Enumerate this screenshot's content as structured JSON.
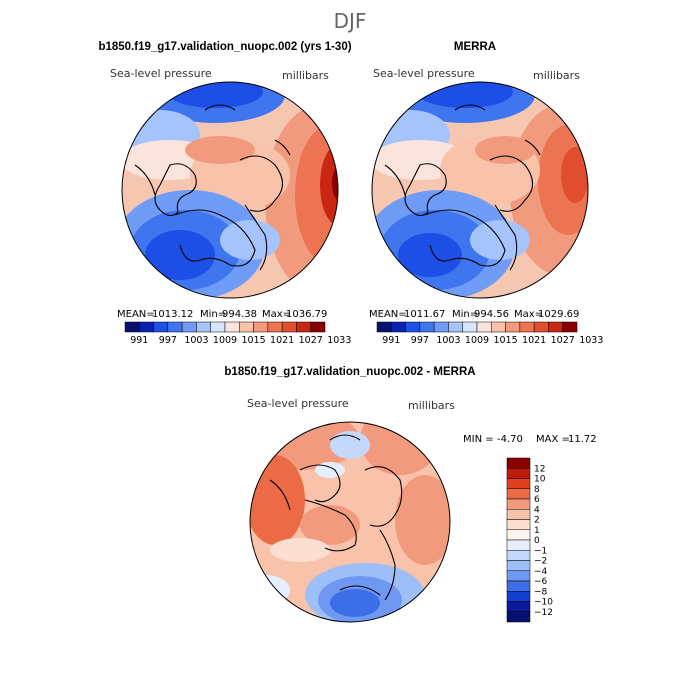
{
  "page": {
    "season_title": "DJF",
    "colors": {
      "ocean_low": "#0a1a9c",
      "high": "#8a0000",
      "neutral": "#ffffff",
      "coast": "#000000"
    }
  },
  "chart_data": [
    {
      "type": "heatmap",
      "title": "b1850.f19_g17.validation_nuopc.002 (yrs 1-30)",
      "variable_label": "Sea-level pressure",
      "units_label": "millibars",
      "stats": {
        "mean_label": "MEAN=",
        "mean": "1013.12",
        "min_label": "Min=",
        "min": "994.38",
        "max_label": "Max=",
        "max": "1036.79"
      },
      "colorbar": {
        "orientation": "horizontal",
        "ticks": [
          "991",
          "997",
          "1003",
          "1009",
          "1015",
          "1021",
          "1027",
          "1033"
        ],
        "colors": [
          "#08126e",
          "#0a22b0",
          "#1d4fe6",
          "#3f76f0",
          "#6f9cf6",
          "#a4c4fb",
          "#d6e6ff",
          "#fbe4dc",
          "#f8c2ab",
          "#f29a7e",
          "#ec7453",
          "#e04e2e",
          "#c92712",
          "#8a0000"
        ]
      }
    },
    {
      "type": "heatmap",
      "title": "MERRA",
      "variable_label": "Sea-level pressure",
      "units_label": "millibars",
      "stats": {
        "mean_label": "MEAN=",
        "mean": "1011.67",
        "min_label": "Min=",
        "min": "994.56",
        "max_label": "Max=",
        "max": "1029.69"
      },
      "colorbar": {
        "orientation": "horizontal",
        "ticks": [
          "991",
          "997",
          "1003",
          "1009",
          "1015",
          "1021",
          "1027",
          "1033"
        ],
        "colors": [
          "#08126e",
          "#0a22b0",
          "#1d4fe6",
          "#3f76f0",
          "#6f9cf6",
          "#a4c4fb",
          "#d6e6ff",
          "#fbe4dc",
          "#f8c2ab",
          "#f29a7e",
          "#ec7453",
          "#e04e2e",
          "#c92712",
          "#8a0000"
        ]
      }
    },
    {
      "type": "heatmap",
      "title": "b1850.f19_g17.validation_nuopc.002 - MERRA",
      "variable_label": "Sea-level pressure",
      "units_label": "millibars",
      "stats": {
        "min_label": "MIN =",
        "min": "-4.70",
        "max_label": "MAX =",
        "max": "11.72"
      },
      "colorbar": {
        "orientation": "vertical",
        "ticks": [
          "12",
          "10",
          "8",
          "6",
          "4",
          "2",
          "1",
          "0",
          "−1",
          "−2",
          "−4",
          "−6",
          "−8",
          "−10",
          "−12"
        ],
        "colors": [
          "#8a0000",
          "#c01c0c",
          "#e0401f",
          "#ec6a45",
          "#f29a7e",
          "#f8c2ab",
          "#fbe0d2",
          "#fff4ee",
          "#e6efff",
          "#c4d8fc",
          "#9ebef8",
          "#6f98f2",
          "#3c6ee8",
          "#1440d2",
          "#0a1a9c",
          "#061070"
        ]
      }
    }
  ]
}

☆ ☆ ☆ ☆ ☆

Reproduce each entry verbatim, excluding any embedded images.

Enumerate this screenshot's content as structured JSON.
{
  "page": {
    "season_title": "DJF",
    "colors": {
      "ocean_low": "#0a1a9c",
      "high": "#8a0000",
      "neutral": "#ffffff",
      "coast": "#000000"
    }
  },
  "chart_data": [
    {
      "type": "heatmap",
      "title": "b1850.f19_g17.validation_nuopc.002 (yrs 1-30)",
      "variable_label": "Sea-level pressure",
      "units_label": "millibars",
      "stats": {
        "mean_label": "MEAN=",
        "mean": "1013.12",
        "min_label": "Min=",
        "min": "994.38",
        "max_label": "Max=",
        "max": "1036.79"
      },
      "colorbar": {
        "orientation": "horizontal",
        "ticks": [
          "991",
          "997",
          "1003",
          "1009",
          "1015",
          "1021",
          "1027",
          "1033"
        ],
        "colors": [
          "#08126e",
          "#0a22b0",
          "#1d4fe6",
          "#3f76f0",
          "#6f9cf6",
          "#a4c4fb",
          "#d6e6ff",
          "#fbe4dc",
          "#f8c2ab",
          "#f29a7e",
          "#ec7453",
          "#e04e2e",
          "#c92712",
          "#8a0000"
        ]
      }
    },
    {
      "type": "heatmap",
      "title": "MERRA",
      "variable_label": "Sea-level pressure",
      "units_label": "millibars",
      "stats": {
        "mean_label": "MEAN=",
        "mean": "1011.67",
        "min_label": "Min=",
        "min": "994.56",
        "max_label": "Max=",
        "max": "1029.69"
      },
      "colorbar": {
        "orientation": "horizontal",
        "ticks": [
          "991",
          "997",
          "1003",
          "1009",
          "1015",
          "1021",
          "1027",
          "1033"
        ],
        "colors": [
          "#08126e",
          "#0a22b0",
          "#1d4fe6",
          "#3f76f0",
          "#6f9cf6",
          "#a4c4fb",
          "#d6e6ff",
          "#fbe4dc",
          "#f8c2ab",
          "#f29a7e",
          "#ec7453",
          "#e04e2e",
          "#c92712",
          "#8a0000"
        ]
      }
    },
    {
      "type": "heatmap",
      "title": "b1850.f19_g17.validation_nuopc.002 - MERRA",
      "variable_label": "Sea-level pressure",
      "units_label": "millibars",
      "stats": {
        "min_label": "MIN =",
        "min": "-4.70",
        "max_label": "MAX =",
        "max": "11.72"
      },
      "colorbar": {
        "orientation": "vertical",
        "ticks": [
          "12",
          "10",
          "8",
          "6",
          "4",
          "2",
          "1",
          "0",
          "−1",
          "−2",
          "−4",
          "−6",
          "−8",
          "−10",
          "−12"
        ],
        "colors": [
          "#8a0000",
          "#c01c0c",
          "#e0401f",
          "#ec6a45",
          "#f29a7e",
          "#f8c2ab",
          "#fbe0d2",
          "#fff4ee",
          "#e6efff",
          "#c4d8fc",
          "#9ebef8",
          "#6f98f2",
          "#3c6ee8",
          "#1440d2",
          "#0a1a9c",
          "#061070"
        ]
      }
    }
  ]
}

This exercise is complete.